● **SELECTED EXTRACT**
· · · ·

If you don’t live in Los Angeles, you might never have heard of the Mattachine Steps. In 2012, the outdoor staircase in Silver Lake was dedicated to the late Harry Hay, who co-founded the Mattachine Society – an early gay rights organization – in 1950.
In Andy Vallentine’s feature directorial debut “The Mattachine Family,” Thomas (Nico Tortorella) considers the steps, and later how his own group of friends, or more found family, connects to that history. The options and the lives available to queer people in 2023 are much more diverse and varied than they were in 1950, but finding the answers you’re looking for can still be just as complex.
The film follows Thomas and his friends as they navigate their relationships, but specifically focuses on the issue of fertility and the paths to parenthood that exist for LGBTQ+ people. When Arthur, Thomas and his husband Oscar’s (Juan Pablo Di Pace) foster son, returns to his birth mother, Thomas decides he wants to give fatherhood another try. But, after watching how the loss of Arthur affected Thomas, Oscar isn’t so sure.

· · · ·

● **DATA EXCERPT**
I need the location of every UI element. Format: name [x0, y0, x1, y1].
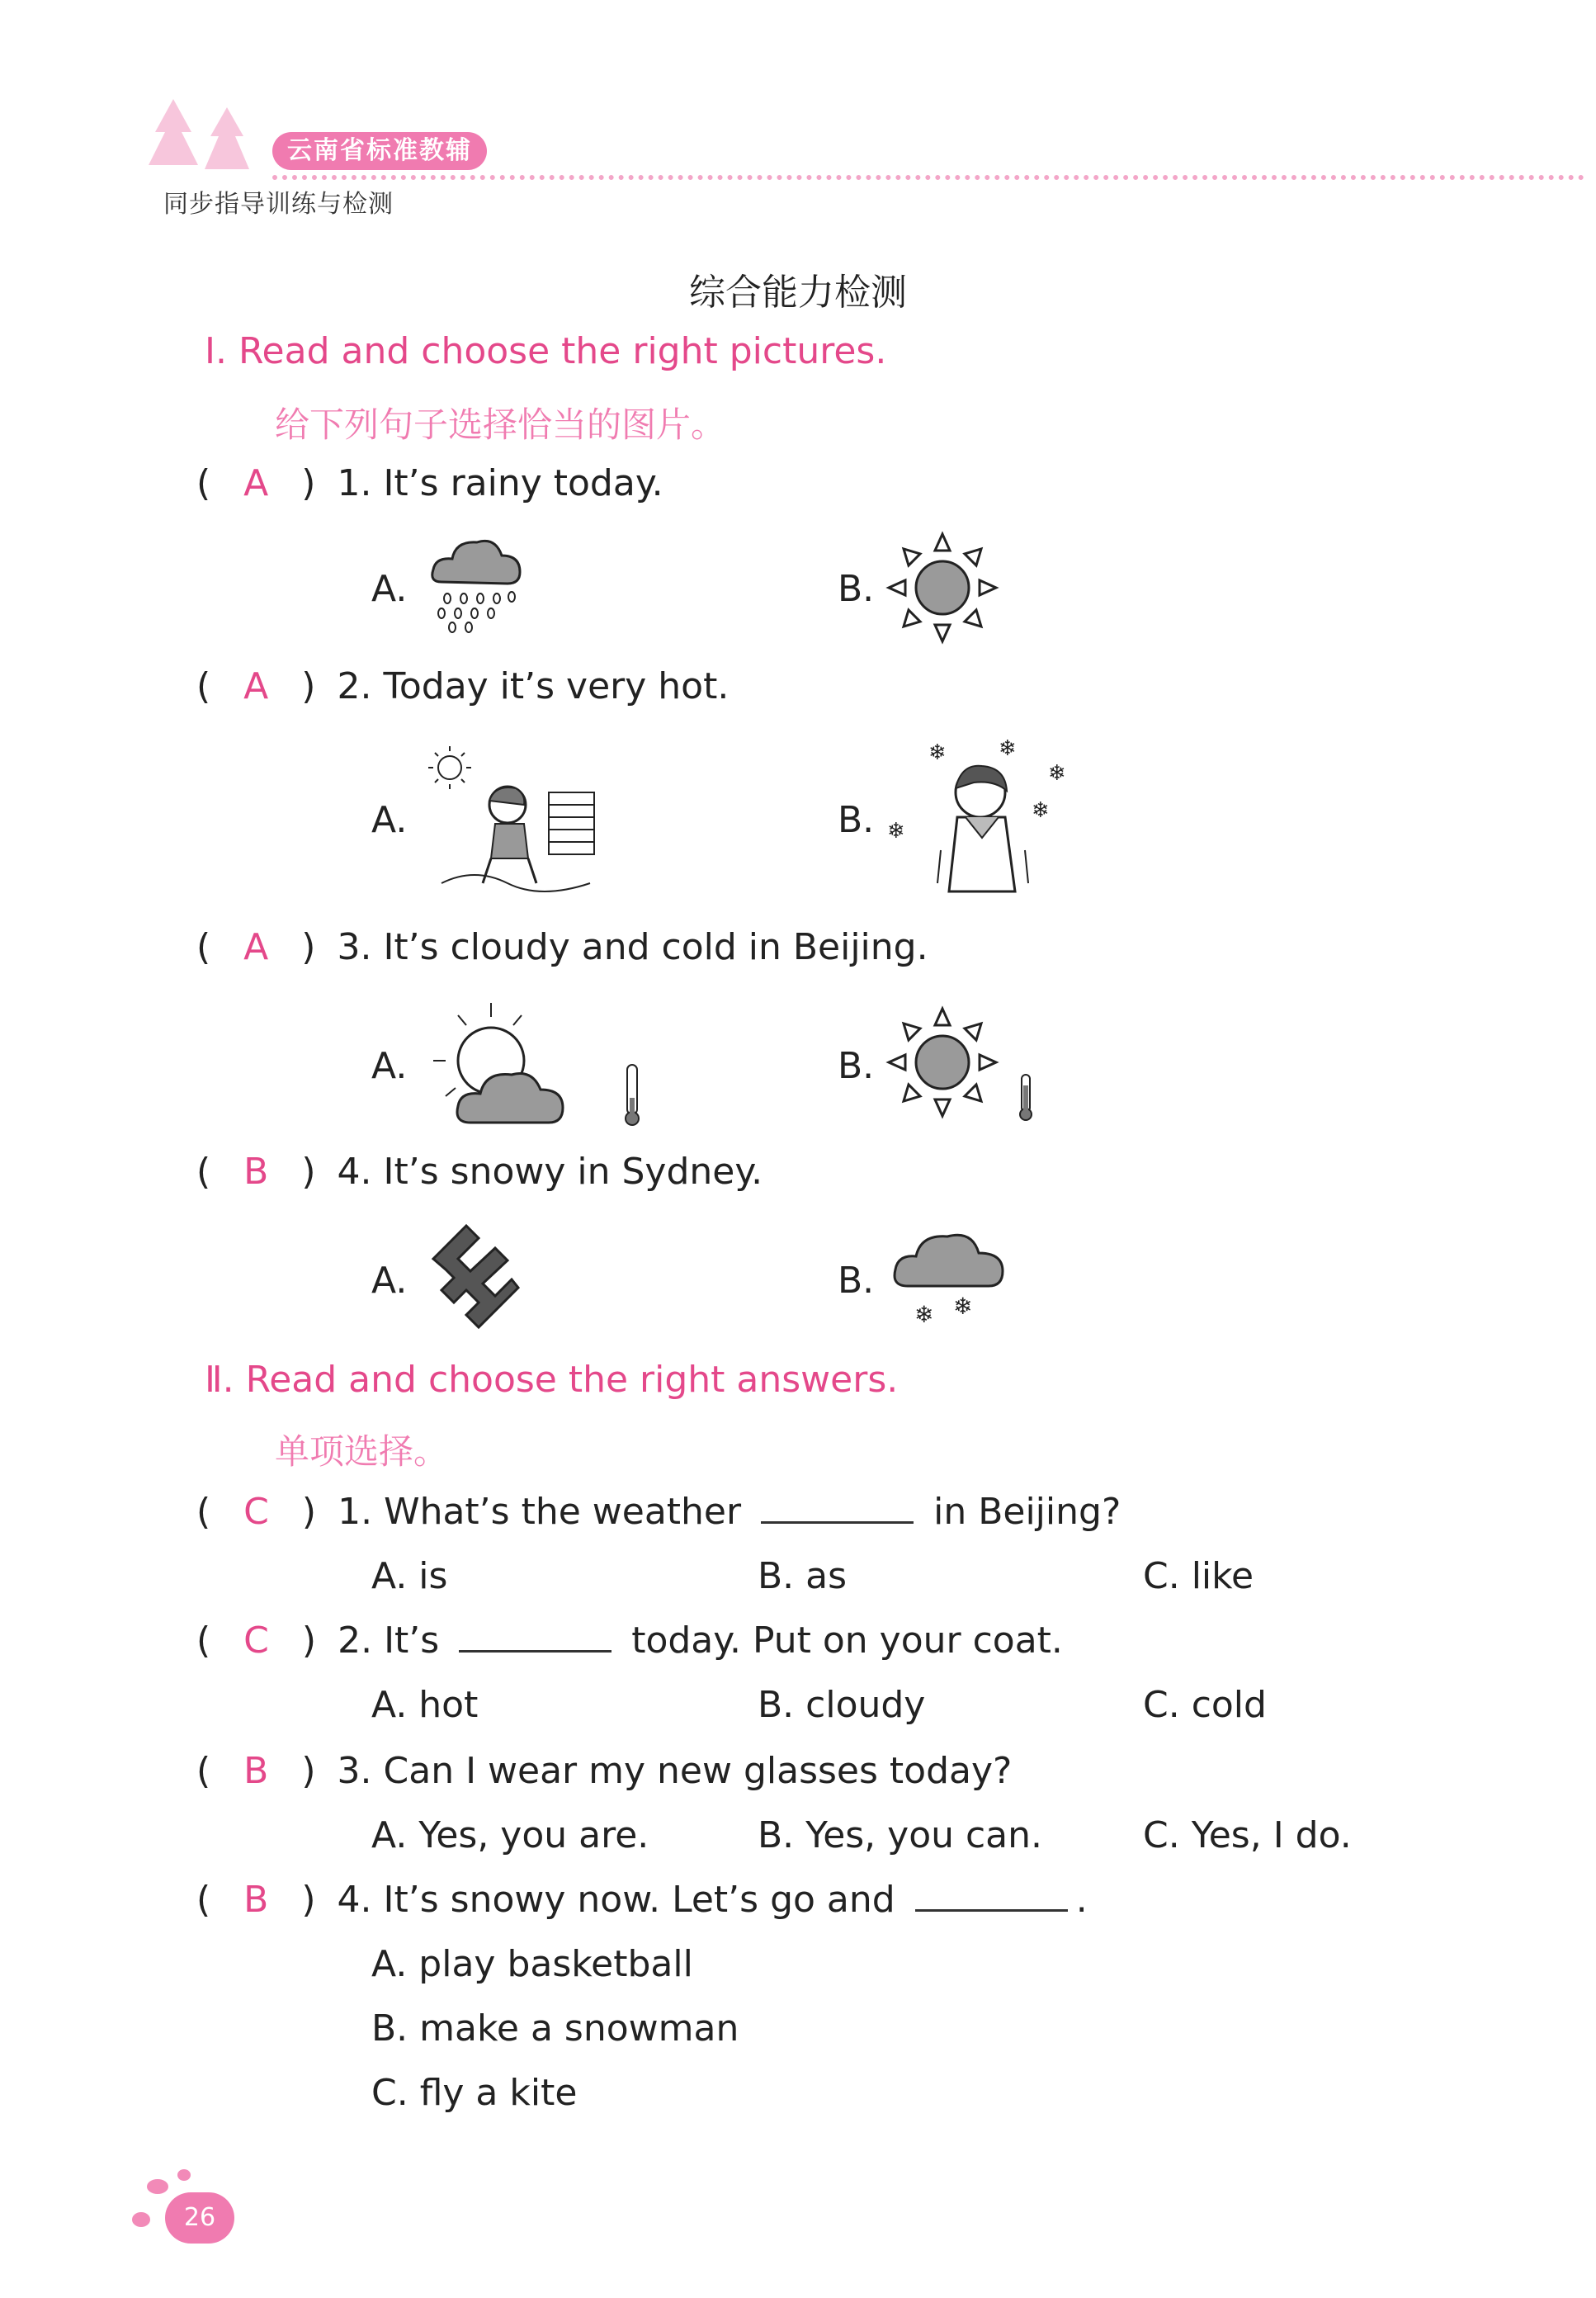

· · · ·

● **AIM OF THE EXERCISE**
Copy the passage of the Mattachine Family article between "The film follows" and "isn’t so sure.", inclusive.

● **TASK RESPONSE**
The film follows Thomas and his friends as they navigate their relationships, but specifically focuses on the issue of fertility and the paths to parenthood that exist for LGBTQ+ people. When Arthur, Thomas and his husband Oscar’s (Juan Pablo Di Pace) foster son, returns to his birth mother, Thomas decides he wants to give fatherhood another try. But, after watching how the loss of Arthur affected Thomas, Oscar isn’t so sure.